Written problem ::
Copy out, unchanged, the part of the material that opens with the line containing "svg-text:XTAL: XTAL bbox=[421, 162, 450, 174]" and closes with the line containing "node bus-SW4 junction", both of those lines included.

(Layout dataset entries)

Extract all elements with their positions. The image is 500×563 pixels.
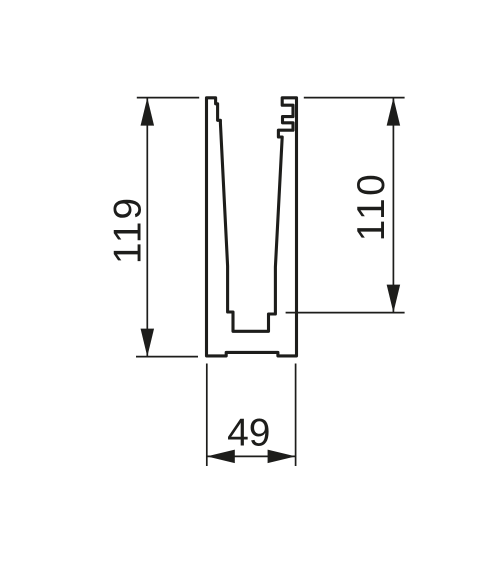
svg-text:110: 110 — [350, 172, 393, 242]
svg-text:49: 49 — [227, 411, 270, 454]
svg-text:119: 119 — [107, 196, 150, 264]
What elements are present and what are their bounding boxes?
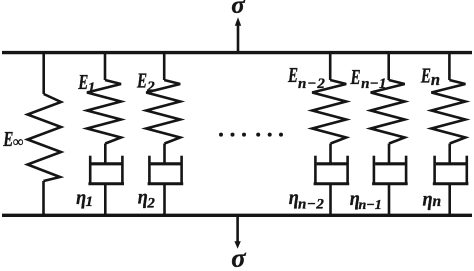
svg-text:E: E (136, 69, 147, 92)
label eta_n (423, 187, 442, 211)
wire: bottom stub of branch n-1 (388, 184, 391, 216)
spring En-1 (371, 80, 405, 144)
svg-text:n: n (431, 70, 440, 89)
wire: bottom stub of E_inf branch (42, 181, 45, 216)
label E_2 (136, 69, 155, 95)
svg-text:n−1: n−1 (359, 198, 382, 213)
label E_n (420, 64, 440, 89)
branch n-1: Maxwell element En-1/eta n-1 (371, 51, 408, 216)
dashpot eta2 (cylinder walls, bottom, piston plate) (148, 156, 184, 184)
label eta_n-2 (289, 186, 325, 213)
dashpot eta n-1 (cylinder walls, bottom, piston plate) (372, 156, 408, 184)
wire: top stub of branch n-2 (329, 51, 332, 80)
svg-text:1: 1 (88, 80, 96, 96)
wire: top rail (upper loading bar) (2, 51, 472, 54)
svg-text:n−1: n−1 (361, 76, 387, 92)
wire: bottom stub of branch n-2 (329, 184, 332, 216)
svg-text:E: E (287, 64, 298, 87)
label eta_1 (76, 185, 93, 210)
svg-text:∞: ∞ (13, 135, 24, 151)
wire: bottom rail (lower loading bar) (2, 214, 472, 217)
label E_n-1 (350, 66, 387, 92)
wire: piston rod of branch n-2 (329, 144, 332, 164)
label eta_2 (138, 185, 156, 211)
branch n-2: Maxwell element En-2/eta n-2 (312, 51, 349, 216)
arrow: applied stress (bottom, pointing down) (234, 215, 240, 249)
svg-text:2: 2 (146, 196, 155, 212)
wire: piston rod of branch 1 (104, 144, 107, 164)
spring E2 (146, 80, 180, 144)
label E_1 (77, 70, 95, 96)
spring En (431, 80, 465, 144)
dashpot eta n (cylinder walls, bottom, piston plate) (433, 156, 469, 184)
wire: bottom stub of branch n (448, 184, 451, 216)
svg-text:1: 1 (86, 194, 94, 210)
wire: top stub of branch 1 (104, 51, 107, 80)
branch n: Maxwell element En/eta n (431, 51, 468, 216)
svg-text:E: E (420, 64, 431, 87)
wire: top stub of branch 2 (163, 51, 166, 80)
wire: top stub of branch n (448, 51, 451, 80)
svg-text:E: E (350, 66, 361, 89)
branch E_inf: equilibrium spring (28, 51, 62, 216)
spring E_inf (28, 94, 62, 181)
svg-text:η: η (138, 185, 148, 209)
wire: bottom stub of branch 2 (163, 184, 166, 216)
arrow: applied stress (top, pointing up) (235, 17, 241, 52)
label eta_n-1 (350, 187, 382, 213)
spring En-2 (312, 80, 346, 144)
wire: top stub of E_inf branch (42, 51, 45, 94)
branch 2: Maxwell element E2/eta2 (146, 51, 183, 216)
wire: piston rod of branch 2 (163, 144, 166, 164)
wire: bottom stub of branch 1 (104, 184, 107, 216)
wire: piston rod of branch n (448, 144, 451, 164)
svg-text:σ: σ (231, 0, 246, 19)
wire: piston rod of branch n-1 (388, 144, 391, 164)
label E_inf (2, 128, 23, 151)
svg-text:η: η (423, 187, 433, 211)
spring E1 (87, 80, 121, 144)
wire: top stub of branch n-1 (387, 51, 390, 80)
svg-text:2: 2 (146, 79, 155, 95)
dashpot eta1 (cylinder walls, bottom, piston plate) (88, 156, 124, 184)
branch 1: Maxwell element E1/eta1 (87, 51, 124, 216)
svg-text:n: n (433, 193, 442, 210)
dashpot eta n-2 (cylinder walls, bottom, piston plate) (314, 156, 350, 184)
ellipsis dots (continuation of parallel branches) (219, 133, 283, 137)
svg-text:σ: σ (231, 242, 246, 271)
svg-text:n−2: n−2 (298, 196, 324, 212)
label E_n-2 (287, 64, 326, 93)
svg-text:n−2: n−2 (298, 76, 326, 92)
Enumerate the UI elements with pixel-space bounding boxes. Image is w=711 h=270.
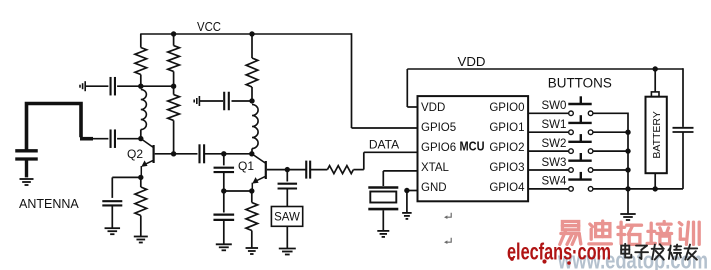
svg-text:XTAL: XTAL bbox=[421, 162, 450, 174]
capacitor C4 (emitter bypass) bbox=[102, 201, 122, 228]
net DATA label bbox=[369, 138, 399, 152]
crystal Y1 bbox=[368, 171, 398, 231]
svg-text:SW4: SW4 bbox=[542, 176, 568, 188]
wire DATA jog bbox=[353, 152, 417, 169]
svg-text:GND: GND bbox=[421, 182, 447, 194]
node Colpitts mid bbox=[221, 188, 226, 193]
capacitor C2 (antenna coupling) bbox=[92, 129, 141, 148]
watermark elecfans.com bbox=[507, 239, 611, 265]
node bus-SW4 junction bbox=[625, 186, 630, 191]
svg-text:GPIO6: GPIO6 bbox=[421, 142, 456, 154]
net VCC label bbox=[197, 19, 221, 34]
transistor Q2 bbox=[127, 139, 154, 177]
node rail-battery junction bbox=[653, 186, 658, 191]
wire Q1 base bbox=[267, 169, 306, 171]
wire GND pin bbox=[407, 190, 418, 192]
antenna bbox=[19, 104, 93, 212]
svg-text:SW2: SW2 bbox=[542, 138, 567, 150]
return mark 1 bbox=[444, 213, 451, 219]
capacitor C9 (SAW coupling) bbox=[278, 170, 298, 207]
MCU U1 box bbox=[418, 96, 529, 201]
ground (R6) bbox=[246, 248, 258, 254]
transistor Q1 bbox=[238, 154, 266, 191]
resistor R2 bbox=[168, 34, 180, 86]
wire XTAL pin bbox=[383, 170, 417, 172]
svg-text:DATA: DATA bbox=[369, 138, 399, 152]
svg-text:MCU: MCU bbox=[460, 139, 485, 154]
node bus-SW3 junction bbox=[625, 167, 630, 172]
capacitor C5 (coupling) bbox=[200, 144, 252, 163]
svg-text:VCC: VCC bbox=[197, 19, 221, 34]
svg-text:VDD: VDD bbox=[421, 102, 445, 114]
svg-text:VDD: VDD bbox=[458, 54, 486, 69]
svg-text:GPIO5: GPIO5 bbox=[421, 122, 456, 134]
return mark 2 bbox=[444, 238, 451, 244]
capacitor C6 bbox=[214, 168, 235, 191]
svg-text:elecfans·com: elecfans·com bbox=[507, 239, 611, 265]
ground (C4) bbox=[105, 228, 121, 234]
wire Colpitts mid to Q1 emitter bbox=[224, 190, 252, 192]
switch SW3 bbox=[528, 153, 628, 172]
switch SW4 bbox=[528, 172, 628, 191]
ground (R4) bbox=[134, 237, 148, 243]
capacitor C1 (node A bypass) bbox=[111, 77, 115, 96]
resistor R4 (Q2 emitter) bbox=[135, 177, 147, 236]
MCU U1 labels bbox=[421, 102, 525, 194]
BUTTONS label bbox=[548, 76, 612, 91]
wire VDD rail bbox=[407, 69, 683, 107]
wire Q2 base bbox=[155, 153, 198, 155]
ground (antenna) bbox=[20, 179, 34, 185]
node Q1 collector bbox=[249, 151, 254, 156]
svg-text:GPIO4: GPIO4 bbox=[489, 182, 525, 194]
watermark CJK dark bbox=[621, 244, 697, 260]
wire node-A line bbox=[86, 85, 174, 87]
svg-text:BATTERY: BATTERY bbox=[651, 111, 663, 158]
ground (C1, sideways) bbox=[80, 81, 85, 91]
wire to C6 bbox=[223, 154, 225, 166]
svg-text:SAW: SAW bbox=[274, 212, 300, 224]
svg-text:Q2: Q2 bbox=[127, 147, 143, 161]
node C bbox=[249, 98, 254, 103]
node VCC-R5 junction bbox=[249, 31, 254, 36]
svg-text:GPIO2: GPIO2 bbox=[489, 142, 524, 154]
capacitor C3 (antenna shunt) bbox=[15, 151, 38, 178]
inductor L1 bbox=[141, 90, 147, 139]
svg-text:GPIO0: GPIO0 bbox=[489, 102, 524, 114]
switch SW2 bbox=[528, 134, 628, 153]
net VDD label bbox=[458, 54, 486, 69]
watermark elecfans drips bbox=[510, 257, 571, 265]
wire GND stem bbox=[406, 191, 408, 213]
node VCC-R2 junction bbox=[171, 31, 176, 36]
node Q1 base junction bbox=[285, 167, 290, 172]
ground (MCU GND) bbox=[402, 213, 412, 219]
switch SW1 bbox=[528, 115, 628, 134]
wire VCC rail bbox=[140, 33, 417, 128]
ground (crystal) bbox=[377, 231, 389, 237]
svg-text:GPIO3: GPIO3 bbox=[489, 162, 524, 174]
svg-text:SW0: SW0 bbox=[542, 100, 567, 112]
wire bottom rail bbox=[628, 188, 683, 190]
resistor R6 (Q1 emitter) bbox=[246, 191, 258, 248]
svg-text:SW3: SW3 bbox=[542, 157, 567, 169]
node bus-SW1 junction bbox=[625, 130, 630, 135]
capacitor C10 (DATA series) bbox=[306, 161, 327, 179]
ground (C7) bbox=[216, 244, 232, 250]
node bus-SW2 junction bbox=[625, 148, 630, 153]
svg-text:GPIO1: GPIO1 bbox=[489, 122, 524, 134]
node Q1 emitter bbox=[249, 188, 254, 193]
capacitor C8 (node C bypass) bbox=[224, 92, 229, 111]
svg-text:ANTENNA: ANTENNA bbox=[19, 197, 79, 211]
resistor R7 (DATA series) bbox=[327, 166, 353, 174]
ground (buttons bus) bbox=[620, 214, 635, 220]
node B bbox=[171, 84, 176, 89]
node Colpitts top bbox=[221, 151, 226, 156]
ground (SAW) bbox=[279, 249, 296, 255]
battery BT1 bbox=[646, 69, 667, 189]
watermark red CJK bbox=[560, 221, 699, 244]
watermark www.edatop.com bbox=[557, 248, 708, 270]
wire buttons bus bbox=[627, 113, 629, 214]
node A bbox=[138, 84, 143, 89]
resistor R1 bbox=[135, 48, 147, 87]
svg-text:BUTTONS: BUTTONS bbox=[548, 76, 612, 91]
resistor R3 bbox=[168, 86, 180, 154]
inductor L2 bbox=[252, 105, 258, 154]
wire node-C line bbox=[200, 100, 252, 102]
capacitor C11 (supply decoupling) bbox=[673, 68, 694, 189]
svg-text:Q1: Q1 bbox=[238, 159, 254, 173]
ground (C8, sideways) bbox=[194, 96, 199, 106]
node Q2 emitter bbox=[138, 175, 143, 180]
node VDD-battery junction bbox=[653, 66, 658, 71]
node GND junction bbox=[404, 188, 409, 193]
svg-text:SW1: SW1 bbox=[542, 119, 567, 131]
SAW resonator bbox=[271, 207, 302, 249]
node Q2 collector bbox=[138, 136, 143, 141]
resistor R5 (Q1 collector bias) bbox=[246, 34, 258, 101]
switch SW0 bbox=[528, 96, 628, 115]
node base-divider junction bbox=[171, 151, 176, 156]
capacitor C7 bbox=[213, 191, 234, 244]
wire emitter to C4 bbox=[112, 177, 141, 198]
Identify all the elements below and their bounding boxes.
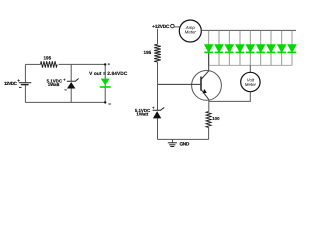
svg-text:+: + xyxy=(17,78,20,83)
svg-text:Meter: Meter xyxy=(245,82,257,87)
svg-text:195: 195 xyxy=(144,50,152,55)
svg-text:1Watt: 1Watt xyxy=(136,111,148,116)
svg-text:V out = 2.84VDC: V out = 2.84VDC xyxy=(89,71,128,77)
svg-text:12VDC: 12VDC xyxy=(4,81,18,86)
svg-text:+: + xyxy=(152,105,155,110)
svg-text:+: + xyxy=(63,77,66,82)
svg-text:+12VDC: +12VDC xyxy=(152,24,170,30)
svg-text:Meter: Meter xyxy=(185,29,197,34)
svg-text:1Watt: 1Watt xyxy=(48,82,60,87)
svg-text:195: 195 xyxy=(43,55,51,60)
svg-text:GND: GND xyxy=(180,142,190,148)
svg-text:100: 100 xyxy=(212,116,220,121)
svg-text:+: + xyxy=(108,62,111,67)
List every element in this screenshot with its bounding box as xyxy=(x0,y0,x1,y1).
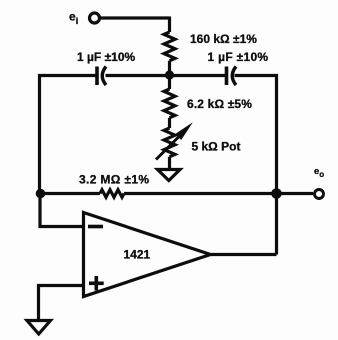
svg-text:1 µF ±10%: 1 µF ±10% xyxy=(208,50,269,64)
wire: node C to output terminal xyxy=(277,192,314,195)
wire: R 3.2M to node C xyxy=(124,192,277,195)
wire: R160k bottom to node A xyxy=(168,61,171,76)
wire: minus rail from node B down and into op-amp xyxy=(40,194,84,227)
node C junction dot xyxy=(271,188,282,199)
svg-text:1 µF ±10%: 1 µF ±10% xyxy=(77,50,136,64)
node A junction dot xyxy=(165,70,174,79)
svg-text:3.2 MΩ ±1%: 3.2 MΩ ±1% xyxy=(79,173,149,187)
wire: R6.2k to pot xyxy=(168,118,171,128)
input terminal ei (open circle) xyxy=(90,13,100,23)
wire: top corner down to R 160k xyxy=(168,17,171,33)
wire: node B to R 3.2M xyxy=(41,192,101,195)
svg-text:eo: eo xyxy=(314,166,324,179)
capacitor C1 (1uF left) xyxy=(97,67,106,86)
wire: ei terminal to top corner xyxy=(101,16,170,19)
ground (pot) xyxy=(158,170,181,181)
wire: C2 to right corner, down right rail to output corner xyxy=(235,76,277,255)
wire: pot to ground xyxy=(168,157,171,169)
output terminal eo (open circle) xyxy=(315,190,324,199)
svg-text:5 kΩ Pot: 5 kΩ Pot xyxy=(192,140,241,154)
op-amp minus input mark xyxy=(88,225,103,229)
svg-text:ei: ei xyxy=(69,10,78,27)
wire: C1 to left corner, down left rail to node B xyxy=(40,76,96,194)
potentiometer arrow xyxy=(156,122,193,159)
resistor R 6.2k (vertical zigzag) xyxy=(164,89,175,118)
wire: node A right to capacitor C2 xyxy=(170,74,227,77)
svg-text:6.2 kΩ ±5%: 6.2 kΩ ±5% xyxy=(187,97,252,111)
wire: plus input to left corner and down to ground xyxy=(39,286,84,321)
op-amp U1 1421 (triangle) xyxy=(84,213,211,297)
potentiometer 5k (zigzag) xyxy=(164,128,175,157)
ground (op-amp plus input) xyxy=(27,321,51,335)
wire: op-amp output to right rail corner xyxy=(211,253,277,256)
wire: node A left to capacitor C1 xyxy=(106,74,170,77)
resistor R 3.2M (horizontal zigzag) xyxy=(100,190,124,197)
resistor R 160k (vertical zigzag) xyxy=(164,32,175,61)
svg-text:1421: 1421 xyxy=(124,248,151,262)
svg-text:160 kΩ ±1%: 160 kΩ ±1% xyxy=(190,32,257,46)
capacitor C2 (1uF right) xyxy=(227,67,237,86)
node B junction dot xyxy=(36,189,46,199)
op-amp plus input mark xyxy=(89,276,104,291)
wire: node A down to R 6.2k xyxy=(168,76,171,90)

The reply ::
svg-text:XTAL: XTAL bbox=[421, 162, 450, 174]
capacitor C4 (emitter bypass) bbox=[102, 201, 122, 228]
net DATA label bbox=[369, 138, 399, 152]
crystal Y1 bbox=[368, 171, 398, 231]
svg-text:SW4: SW4 bbox=[542, 176, 568, 188]
wire DATA jog bbox=[353, 152, 417, 169]
svg-text:GND: GND bbox=[421, 182, 447, 194]
node Colpitts mid bbox=[221, 188, 226, 193]
capacitor C2 (antenna coupling) bbox=[92, 129, 141, 148]
watermark elecfans.com bbox=[507, 239, 611, 265]
node bus-SW4 junction bbox=[625, 186, 630, 191]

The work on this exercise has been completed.